##### Task data

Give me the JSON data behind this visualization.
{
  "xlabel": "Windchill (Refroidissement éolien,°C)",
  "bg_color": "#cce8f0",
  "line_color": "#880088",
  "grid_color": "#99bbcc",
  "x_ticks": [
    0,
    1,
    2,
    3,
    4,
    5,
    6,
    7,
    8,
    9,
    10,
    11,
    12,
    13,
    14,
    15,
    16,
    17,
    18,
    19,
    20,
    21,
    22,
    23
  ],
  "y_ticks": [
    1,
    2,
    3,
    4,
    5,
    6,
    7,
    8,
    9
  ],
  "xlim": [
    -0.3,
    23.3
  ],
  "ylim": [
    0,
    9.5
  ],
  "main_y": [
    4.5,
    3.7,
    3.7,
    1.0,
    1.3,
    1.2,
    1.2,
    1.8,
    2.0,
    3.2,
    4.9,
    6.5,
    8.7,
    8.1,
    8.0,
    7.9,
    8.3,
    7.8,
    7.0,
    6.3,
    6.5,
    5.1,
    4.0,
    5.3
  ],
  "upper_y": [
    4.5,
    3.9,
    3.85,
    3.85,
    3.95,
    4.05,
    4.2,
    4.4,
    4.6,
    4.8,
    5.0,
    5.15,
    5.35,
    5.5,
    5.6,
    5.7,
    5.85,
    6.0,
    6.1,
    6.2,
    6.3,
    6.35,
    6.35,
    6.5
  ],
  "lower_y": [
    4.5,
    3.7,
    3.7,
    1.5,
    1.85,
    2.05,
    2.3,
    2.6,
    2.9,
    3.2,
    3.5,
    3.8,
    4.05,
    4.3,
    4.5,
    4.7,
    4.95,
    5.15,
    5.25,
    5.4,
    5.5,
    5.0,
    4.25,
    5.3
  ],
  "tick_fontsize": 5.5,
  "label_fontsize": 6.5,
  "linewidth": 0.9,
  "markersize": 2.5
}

##########

» **Your objective**
Would you reproduce all the entries exactly?

» **Reply**
Give me the JSON data behind this visualization.
{
  "xlabel": "Windchill (Refroidissement éolien,°C)",
  "bg_color": "#cce8f0",
  "line_color": "#880088",
  "grid_color": "#99bbcc",
  "x_ticks": [
    0,
    1,
    2,
    3,
    4,
    5,
    6,
    7,
    8,
    9,
    10,
    11,
    12,
    13,
    14,
    15,
    16,
    17,
    18,
    19,
    20,
    21,
    22,
    23
  ],
  "y_ticks": [
    1,
    2,
    3,
    4,
    5,
    6,
    7,
    8,
    9
  ],
  "xlim": [
    -0.3,
    23.3
  ],
  "ylim": [
    0,
    9.5
  ],
  "main_y": [
    4.5,
    3.7,
    3.7,
    1.0,
    1.3,
    1.2,
    1.2,
    1.8,
    2.0,
    3.2,
    4.9,
    6.5,
    8.7,
    8.1,
    8.0,
    7.9,
    8.3,
    7.8,
    7.0,
    6.3,
    6.5,
    5.1,
    4.0,
    5.3
  ],
  "upper_y": [
    4.5,
    3.9,
    3.85,
    3.85,
    3.95,
    4.05,
    4.2,
    4.4,
    4.6,
    4.8,
    5.0,
    5.15,
    5.35,
    5.5,
    5.6,
    5.7,
    5.85,
    6.0,
    6.1,
    6.2,
    6.3,
    6.35,
    6.35,
    6.5
  ],
  "lower_y": [
    4.5,
    3.7,
    3.7,
    1.5,
    1.85,
    2.05,
    2.3,
    2.6,
    2.9,
    3.2,
    3.5,
    3.8,
    4.05,
    4.3,
    4.5,
    4.7,
    4.95,
    5.15,
    5.25,
    5.4,
    5.5,
    5.0,
    4.25,
    5.3
  ],
  "tick_fontsize": 5.5,
  "label_fontsize": 6.5,
  "linewidth": 0.9,
  "markersize": 2.5
}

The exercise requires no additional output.